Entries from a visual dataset
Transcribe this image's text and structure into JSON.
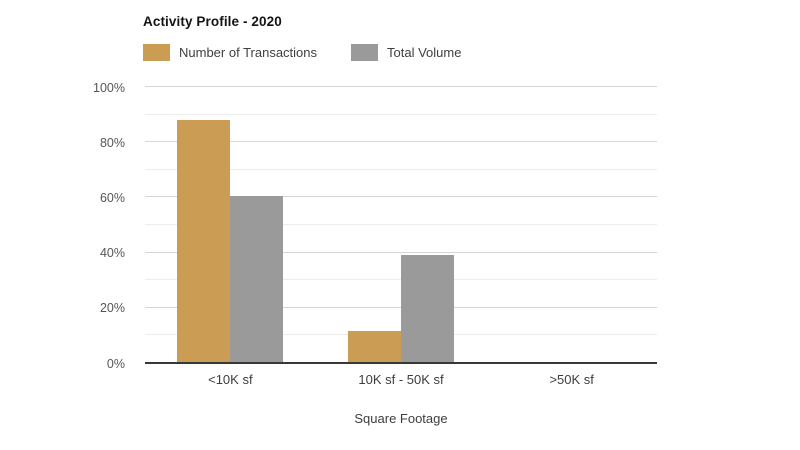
{
  "chart": {
    "title": "Activity Profile - 2020",
    "xlabel": "Square Footage"
  },
  "chart_data": {
    "type": "bar",
    "title": "Activity Profile - 2020",
    "categories": [
      "<10K sf",
      "10K sf - 50K sf",
      ">50K sf"
    ],
    "series": [
      {
        "name": "Number of Transactions",
        "color": "#CB9D54",
        "values": [
          88,
          11.5,
          0.5
        ]
      },
      {
        "name": "Total Volume",
        "color": "#9A9A9A",
        "values": [
          60.5,
          39,
          0.5
        ]
      }
    ],
    "xlabel": "Square Footage",
    "ylabel": "",
    "ylim": [
      0,
      100
    ],
    "yticks": [
      {
        "value": 0,
        "label": "0%"
      },
      {
        "value": 20,
        "label": "20%"
      },
      {
        "value": 40,
        "label": "40%"
      },
      {
        "value": 60,
        "label": "60%"
      },
      {
        "value": 80,
        "label": "80%"
      },
      {
        "value": 100,
        "label": "100%"
      }
    ],
    "minor_gridlines": [
      10,
      30,
      50,
      70,
      90
    ],
    "grid": true,
    "legend_position": "top-left",
    "colors": {
      "major_gridline": "#d6d6d6",
      "minor_gridline": "#ececec",
      "axis_baseline": "#383838",
      "tick_text": "#565656",
      "label_text": "#3d3d3d",
      "title_text": "#141414"
    }
  }
}
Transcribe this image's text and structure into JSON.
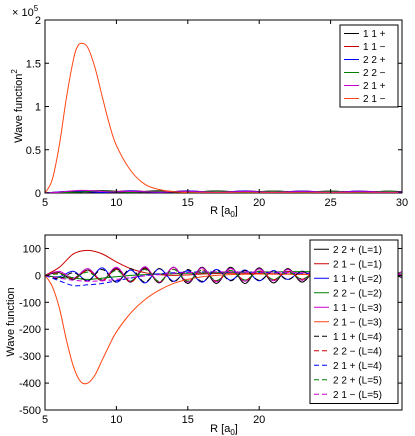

Stated task
Go through the material above and copy each line that has the word "name".

Written solution
        "name": "Number of Transactions",
        "name": "Total Volume",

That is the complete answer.